Data extracted from a collection:
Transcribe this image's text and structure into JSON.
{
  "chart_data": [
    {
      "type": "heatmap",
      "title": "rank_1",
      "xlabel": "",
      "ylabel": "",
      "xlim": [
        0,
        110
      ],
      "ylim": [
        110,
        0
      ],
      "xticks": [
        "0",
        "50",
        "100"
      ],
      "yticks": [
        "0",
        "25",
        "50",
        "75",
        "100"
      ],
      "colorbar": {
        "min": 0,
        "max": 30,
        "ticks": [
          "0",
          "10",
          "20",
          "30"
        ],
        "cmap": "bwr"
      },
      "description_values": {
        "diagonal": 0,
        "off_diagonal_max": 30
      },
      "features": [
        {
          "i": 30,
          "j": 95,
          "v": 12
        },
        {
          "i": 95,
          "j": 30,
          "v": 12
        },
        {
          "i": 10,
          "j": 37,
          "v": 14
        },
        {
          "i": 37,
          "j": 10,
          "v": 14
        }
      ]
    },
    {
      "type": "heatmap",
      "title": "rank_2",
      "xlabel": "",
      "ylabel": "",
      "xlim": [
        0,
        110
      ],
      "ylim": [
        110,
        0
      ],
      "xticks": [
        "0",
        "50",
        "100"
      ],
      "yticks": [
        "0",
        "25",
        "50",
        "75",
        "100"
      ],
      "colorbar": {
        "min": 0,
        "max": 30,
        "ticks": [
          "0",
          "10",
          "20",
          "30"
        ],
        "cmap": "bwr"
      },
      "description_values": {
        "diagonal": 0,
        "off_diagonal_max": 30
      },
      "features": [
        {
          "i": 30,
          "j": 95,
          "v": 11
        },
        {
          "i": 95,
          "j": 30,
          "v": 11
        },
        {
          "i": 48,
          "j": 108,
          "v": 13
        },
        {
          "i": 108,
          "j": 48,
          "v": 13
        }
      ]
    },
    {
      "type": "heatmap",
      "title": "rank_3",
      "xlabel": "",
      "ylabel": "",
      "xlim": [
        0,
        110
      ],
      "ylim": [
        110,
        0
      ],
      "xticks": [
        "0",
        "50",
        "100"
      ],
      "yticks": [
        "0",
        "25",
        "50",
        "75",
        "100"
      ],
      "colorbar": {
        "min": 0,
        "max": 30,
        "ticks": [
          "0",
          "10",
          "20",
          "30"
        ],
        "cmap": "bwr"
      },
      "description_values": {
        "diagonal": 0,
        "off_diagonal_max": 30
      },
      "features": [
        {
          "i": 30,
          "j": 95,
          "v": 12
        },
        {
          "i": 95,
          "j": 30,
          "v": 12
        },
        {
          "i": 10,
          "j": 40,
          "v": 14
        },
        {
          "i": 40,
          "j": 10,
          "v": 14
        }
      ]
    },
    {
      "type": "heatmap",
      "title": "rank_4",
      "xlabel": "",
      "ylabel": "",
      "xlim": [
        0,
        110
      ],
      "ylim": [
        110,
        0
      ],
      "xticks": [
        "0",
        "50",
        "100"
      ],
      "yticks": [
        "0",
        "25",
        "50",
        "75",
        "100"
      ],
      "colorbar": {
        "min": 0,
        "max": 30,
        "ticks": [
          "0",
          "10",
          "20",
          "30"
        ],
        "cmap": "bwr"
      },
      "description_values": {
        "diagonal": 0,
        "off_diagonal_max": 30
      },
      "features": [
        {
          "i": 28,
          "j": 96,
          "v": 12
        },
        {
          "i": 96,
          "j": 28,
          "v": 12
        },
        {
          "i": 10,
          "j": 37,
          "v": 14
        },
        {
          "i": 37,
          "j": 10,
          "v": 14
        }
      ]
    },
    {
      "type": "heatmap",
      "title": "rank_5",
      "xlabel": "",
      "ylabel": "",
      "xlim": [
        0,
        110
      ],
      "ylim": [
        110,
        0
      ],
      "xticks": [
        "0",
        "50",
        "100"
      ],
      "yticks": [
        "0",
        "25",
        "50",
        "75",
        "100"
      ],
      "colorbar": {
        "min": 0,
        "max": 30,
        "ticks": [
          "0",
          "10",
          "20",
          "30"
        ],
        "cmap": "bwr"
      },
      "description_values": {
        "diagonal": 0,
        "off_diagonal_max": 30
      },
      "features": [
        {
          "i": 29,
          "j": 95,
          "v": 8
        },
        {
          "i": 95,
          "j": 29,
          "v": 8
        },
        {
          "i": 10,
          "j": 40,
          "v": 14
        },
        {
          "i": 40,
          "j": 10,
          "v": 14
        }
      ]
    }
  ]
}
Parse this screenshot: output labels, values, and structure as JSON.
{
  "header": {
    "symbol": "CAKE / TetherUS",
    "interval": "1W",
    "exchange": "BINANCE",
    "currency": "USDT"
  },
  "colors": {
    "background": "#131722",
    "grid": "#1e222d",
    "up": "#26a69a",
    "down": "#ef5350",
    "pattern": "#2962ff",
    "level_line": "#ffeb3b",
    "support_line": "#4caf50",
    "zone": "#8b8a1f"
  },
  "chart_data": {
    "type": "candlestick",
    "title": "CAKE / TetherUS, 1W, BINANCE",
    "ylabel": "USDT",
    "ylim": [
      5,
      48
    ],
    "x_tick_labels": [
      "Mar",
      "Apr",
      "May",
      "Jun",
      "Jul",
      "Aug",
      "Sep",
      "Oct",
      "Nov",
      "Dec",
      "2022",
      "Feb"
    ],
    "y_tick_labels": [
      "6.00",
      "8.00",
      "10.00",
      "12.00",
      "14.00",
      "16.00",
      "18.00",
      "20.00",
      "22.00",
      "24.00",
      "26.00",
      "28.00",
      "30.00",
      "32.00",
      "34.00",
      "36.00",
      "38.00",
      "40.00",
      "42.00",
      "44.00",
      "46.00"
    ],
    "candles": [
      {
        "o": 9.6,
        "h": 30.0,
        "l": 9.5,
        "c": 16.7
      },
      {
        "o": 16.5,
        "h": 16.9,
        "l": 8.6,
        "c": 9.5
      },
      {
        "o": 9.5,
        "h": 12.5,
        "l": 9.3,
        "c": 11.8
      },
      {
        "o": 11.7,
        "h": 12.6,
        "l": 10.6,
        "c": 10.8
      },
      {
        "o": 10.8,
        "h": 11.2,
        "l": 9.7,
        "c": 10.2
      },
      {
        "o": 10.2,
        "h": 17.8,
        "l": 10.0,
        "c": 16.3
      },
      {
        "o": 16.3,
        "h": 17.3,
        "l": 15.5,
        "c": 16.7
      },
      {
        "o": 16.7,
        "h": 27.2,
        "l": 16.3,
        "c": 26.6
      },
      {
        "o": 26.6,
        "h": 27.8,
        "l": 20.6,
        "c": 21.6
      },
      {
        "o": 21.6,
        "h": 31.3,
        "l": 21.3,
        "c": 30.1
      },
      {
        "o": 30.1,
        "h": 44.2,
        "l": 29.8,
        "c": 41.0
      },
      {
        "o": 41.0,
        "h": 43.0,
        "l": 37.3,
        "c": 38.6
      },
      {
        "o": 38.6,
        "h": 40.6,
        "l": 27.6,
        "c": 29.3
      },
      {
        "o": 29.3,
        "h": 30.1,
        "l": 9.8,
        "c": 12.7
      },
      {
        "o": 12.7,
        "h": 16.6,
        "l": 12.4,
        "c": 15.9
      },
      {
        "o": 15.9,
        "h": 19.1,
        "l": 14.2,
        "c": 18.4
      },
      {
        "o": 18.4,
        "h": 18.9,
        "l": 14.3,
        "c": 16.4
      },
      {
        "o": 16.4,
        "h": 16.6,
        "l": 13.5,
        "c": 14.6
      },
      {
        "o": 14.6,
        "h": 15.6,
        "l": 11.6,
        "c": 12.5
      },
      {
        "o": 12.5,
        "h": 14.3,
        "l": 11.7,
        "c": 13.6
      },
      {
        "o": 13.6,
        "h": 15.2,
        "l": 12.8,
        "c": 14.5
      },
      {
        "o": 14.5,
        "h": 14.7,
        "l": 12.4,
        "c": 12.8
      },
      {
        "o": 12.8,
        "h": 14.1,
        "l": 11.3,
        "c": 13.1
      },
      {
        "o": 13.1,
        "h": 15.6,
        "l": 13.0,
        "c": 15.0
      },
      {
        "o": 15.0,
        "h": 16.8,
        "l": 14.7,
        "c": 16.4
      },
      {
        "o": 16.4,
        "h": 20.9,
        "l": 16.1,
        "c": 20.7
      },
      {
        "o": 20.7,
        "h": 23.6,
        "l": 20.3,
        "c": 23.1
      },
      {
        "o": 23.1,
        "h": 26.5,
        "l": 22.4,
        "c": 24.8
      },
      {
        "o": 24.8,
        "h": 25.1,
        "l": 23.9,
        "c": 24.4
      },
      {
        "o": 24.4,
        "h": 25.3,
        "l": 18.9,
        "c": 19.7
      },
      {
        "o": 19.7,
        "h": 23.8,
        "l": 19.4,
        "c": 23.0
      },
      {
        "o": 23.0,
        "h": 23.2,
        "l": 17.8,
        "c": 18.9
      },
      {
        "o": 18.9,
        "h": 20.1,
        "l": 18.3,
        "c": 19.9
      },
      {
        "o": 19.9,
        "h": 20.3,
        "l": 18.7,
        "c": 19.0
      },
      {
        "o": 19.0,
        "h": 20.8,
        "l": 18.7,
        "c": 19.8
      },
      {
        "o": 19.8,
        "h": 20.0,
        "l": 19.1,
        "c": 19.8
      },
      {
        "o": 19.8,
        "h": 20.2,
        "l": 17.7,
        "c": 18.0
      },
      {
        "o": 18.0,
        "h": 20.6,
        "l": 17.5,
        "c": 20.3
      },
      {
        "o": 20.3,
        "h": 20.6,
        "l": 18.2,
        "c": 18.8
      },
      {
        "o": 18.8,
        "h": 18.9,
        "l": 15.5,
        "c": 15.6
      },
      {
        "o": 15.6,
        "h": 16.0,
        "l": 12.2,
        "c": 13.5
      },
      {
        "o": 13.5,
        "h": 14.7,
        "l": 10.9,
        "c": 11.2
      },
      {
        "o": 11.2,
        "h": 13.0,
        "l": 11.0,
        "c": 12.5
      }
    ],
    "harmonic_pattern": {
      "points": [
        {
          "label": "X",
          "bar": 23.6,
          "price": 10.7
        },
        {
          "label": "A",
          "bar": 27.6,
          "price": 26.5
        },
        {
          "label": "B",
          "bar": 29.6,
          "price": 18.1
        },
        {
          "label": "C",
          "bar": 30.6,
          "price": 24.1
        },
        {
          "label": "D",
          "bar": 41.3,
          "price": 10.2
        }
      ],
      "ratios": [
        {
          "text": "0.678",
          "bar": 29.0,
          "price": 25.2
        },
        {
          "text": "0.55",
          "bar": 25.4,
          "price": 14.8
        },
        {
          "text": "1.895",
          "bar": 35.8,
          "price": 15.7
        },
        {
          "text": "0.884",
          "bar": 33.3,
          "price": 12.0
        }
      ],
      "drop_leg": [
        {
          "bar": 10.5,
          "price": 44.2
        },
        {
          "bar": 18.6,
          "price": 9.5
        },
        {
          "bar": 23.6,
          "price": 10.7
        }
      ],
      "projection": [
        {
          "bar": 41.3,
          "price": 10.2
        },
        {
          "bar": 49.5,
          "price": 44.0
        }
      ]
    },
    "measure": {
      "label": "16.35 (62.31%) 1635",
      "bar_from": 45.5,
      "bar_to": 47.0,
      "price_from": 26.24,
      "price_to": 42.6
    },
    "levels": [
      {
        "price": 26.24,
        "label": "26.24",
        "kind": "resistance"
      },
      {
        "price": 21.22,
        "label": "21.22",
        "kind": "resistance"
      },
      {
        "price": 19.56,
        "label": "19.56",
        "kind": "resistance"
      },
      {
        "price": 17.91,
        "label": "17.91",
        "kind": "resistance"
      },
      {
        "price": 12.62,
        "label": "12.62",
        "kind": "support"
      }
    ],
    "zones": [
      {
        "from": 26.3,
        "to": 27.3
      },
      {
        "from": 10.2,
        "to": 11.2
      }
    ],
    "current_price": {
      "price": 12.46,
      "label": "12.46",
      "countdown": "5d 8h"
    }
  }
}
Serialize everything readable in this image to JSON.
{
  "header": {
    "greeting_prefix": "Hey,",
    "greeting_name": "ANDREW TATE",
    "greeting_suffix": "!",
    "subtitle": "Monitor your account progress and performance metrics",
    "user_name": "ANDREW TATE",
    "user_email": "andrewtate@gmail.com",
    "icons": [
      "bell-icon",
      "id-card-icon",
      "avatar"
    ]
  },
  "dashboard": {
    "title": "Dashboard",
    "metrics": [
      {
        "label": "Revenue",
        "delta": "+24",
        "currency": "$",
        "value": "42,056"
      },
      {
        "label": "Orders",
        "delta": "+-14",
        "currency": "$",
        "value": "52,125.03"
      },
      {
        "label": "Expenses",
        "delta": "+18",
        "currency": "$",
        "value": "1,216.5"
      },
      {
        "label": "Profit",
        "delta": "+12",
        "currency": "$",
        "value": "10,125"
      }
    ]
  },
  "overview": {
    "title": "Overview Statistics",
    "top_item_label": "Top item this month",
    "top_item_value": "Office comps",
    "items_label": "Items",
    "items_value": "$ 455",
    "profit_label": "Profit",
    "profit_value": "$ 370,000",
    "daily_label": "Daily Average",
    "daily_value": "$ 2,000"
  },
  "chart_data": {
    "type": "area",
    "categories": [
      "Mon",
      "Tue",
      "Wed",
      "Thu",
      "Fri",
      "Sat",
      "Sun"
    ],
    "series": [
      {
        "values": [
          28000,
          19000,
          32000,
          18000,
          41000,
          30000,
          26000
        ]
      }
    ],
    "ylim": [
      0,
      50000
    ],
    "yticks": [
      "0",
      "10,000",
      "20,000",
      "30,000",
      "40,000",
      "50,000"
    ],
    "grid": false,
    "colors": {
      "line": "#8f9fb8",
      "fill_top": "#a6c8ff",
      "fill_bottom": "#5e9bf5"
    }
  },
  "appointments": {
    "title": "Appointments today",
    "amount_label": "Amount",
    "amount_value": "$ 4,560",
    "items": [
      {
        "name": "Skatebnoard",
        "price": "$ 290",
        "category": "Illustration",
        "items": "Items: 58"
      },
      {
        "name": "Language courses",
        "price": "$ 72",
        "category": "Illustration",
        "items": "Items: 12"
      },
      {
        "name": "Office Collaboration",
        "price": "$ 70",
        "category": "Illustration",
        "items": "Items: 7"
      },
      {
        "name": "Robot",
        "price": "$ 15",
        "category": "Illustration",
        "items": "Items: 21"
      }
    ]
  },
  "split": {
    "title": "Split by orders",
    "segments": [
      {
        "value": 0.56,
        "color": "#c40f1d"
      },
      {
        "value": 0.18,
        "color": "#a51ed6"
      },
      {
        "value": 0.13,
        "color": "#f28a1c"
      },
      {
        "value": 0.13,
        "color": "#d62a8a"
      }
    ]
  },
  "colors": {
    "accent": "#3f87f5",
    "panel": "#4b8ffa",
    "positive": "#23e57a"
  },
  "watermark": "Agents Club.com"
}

■ INSTRUCTION
Show each line holding the word "Office".

■ TASK RESPONSE
    "top_item_value": "Office comps",
        "name": "Office Collaboration",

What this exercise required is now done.